## begin Working data

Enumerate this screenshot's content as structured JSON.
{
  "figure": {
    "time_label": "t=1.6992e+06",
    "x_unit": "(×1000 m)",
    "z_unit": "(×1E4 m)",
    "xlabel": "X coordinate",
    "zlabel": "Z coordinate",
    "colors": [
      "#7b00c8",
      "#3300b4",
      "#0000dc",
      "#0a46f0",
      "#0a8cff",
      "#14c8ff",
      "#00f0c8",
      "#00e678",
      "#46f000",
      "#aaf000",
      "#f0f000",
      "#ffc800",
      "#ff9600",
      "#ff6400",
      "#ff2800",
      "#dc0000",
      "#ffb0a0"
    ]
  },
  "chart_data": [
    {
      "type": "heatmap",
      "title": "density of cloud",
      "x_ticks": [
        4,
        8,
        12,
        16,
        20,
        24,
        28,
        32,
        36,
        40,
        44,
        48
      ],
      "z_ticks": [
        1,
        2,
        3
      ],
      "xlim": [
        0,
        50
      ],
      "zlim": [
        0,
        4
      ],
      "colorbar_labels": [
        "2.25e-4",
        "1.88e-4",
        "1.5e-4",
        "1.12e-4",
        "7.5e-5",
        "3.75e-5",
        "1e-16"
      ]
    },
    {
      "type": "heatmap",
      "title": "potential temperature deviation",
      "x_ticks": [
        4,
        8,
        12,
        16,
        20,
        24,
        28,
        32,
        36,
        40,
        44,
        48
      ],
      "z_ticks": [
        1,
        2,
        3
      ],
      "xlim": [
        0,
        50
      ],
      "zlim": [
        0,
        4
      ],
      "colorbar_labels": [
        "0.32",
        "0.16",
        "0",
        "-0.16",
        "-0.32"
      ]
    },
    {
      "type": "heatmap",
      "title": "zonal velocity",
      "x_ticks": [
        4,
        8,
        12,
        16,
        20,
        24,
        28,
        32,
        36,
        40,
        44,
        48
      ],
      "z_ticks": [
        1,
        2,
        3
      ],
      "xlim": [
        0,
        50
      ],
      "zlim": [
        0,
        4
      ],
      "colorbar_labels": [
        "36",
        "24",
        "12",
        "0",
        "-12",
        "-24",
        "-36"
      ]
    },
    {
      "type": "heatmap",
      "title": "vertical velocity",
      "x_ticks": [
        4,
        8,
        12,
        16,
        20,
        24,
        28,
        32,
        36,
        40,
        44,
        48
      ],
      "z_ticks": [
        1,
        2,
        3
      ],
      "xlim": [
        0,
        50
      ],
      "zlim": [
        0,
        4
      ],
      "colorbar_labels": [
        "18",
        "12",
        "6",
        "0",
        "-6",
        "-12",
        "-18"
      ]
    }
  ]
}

## end Working data

**What you have to do**. Find how many lines in the listing contain the word "title" and give that count alone.

**Exercise solution**. 4